» SET EXERCISE: Will you write out all the entries below exactly?

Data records
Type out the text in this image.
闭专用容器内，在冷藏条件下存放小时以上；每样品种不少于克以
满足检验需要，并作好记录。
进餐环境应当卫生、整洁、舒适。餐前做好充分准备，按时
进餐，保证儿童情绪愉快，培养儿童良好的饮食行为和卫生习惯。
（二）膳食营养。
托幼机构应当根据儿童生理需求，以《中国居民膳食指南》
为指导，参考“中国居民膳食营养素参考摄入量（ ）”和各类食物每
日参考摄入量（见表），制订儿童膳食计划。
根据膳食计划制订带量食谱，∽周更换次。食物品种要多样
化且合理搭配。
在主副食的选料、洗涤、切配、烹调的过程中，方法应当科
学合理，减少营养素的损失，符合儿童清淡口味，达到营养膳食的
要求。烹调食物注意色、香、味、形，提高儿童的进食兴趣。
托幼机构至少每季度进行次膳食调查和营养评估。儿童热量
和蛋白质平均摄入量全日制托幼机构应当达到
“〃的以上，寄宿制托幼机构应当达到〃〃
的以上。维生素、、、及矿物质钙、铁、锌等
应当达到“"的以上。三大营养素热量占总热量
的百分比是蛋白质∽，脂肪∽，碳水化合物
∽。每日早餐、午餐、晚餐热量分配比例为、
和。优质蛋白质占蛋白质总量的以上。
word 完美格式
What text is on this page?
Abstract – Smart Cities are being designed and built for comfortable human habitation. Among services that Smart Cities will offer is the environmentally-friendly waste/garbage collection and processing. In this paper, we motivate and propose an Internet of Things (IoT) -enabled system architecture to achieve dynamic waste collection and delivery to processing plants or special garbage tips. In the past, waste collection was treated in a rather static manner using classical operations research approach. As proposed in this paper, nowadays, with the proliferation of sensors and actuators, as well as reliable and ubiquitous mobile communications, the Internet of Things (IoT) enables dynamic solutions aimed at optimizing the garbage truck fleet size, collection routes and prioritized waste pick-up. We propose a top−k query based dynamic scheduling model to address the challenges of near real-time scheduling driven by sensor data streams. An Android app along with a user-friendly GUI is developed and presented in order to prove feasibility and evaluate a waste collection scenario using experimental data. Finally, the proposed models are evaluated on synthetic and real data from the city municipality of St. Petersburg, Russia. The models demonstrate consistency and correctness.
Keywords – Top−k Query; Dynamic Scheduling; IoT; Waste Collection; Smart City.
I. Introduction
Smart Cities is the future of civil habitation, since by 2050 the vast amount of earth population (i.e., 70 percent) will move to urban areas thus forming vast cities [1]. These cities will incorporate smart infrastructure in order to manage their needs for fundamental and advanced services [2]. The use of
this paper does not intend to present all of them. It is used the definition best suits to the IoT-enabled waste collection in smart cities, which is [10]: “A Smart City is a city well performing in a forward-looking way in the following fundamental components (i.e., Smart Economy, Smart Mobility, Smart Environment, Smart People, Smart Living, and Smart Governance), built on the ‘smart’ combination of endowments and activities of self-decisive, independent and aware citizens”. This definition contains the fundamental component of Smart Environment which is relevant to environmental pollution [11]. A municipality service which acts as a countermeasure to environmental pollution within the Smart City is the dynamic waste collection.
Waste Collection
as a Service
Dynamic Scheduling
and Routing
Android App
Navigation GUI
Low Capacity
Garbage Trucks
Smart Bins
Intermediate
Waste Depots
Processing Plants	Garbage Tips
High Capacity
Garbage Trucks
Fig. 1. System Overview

» RESULT BELOW:
Type out the text in this image.
闭专用容器内，在冷藏条件下存放小时以上；每样品种不少于克以
满足检验需要，并作好记录。
进餐环境应当卫生、整洁、舒适。餐前做好充分准备，按时
进餐，保证儿童情绪愉快，培养儿童良好的饮食行为和卫生习惯。
（二）膳食营养。
托幼机构应当根据儿童生理需求，以《中国居民膳食指南》
为指导，参考“中国居民膳食营养素参考摄入量（ ）”和各类食物每
日参考摄入量（见表），制订儿童膳食计划。
根据膳食计划制订带量食谱，∽周更换次。食物品种要多样
化且合理搭配。
在主副食的选料、洗涤、切配、烹调的过程中，方法应当科
学合理，减少营养素的损失，符合儿童清淡口味，达到营养膳食的
要求。烹调食物注意色、香、味、形，提高儿童的进食兴趣。
托幼机构至少每季度进行次膳食调查和营养评估。儿童热量
和蛋白质平均摄入量全日制托幼机构应当达到
“〃的以上，寄宿制托幼机构应当达到〃〃
的以上。维生素、、、及矿物质钙、铁、锌等
应当达到“"的以上。三大营养素热量占总热量
的百分比是蛋白质∽，脂肪∽，碳水化合物
∽。每日早餐、午餐、晚餐热量分配比例为、
和。优质蛋白质占蛋白质总量的以上。
word 完美格式
What text is on this page?
Abstract – Smart Cities are being designed and built for comfortable human habitation. Among services that Smart Cities will offer is the environmentally-friendly waste/garbage collection and processing. In this paper, we motivate and propose an Internet of Things (IoT) -enabled system architecture to achieve dynamic waste collection and delivery to processing plants or special garbage tips. In the past, waste collection was treated in a rather static manner using classical operations research approach. As proposed in this paper, nowadays, with the proliferation of sensors and actuators, as well as reliable and ubiquitous mobile communications, the Internet of Things (IoT) enables dynamic solutions aimed at optimizing the garbage truck fleet size, collection routes and prioritized waste pick-up. We propose a top−k query based dynamic scheduling model to address the challenges of near real-time scheduling driven by sensor data streams. An Android app along with a user-friendly GUI is developed and presented in order to prove feasibility and evaluate a waste collection scenario using experimental data. Finally, the proposed models are evaluated on synthetic and real data from the city municipality of St. Petersburg, Russia. The models demonstrate consistency and correctness.
Keywords – Top−k Query; Dynamic Scheduling; IoT; Waste Collection; Smart City.
I. Introduction
Smart Cities is the future of civil habitation, since by 2050 the vast amount of earth population (i.e., 70 percent) will move to urban areas thus forming vast cities [1]. These cities will incorporate smart infrastructure in order to manage their needs for fundamental and advanced services [2]. The use of
this paper does not intend to present all of them. It is used the definition best suits to the IoT-enabled waste collection in smart cities, which is [10]: “A Smart City is a city well performing in a forward-looking way in the following fundamental components (i.e., Smart Economy, Smart Mobility, Smart Environment, Smart People, Smart Living, and Smart Governance), built on the ‘smart’ combination of endowments and activities of self-decisive, independent and aware citizens”. This definition contains the fundamental component of Smart Environment which is relevant to environmental pollution [11]. A municipality service which acts as a countermeasure to environmental pollution within the Smart City is the dynamic waste collection.
Waste Collection
as a Service
Dynamic Scheduling
and Routing
Android App
Navigation GUI
Low Capacity
Garbage Trucks
Smart Bins
Intermediate
Waste Depots
Processing Plants	Garbage Tips
High Capacity
Garbage Trucks
Fig. 1. System Overview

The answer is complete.